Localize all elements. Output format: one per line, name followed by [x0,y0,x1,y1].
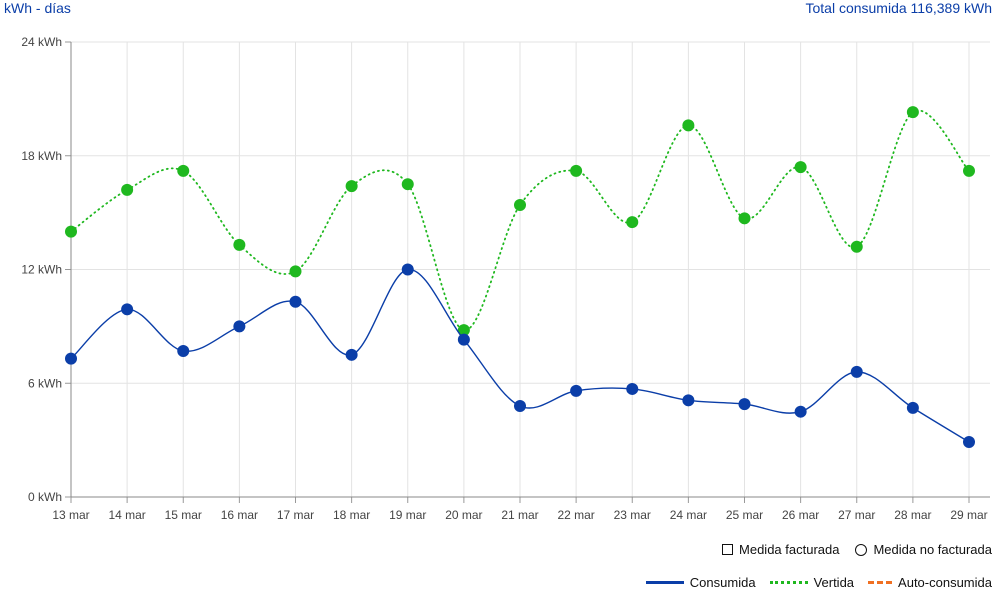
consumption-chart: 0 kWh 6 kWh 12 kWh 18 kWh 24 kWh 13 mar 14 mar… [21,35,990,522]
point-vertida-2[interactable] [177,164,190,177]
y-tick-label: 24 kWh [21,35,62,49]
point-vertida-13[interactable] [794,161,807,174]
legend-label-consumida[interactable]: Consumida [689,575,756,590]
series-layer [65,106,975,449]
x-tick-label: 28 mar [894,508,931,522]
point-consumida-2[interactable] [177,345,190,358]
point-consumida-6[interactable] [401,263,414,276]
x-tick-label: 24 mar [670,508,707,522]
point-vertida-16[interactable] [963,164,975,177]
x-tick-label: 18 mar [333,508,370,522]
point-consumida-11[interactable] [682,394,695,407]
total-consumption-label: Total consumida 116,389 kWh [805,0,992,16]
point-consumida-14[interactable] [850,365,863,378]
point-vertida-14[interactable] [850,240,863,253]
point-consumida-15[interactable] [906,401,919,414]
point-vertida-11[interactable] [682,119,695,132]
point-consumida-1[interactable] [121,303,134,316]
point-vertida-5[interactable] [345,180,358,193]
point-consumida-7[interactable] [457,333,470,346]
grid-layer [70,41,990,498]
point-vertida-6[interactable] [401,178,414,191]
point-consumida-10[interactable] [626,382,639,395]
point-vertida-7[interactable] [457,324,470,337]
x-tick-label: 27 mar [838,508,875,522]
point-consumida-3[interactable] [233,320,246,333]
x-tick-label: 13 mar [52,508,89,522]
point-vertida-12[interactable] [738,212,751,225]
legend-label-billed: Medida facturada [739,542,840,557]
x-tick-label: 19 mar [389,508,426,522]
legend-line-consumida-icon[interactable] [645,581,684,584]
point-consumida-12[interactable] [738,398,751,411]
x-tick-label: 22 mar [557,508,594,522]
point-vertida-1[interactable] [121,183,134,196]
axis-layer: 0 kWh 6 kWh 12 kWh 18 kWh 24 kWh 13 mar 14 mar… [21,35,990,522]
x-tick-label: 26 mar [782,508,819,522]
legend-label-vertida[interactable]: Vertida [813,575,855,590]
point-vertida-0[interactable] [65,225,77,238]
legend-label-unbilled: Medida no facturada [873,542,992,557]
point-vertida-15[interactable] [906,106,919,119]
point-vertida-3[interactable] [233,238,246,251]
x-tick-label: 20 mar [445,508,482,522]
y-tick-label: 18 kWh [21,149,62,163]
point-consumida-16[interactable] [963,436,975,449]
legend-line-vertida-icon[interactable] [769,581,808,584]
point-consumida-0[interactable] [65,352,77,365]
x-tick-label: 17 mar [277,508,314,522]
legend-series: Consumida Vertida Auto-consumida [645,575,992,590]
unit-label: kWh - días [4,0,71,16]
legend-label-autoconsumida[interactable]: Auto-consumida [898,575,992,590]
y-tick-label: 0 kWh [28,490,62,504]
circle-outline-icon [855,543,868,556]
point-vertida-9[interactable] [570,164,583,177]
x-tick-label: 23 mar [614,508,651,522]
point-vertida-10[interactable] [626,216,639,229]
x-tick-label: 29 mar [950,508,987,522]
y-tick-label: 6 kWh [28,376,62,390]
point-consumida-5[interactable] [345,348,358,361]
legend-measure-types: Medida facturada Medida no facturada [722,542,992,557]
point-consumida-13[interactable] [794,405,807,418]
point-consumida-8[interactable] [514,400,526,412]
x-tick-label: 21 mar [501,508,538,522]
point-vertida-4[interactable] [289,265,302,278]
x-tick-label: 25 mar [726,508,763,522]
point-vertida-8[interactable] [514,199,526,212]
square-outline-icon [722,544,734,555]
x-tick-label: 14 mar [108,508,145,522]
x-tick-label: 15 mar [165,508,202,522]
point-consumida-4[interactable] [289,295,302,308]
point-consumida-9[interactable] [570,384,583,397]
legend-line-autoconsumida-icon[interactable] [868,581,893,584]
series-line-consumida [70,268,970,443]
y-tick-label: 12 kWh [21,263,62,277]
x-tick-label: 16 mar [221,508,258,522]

--

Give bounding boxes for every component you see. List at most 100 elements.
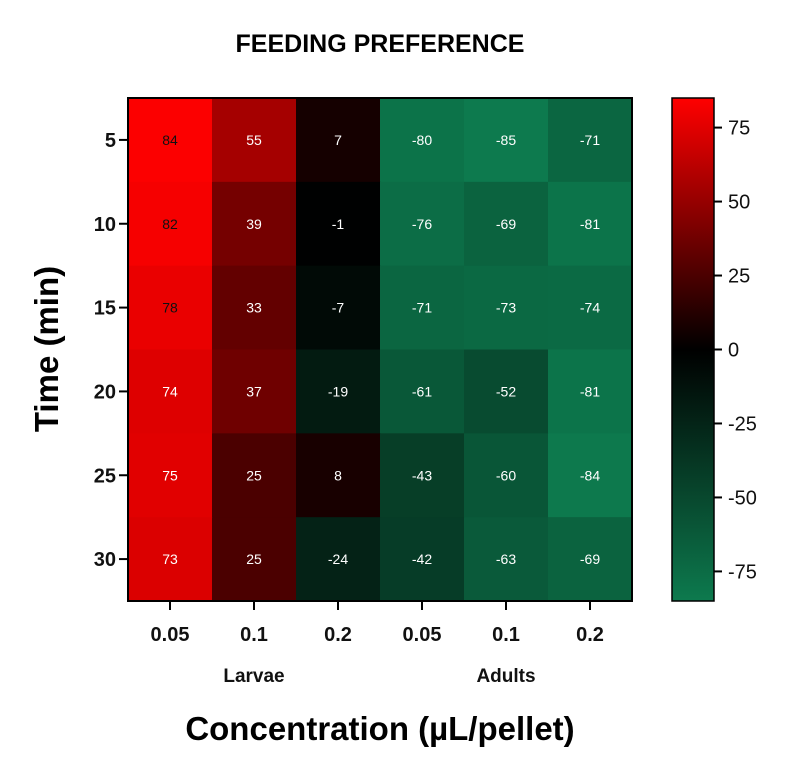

-- Directive --
Please copy out verbatim the stretch of the items from the line containing "Localize all elements." through the line containing "point-vertida-13[interactable] [794,161,807,174]", both included, but omit the pictures.

-- Response to the task --
Localize all elements. Output format: one per line, name followed by [x0,y0,x1,y1].
consumption-chart: 0 kWh 6 kWh 12 kWh 18 kWh 24 kWh 13 mar 14 mar… [21,35,990,522]
point-vertida-2[interactable] [177,164,190,177]
y-tick-label: 24 kWh [21,35,62,49]
point-vertida-13[interactable] [794,161,807,174]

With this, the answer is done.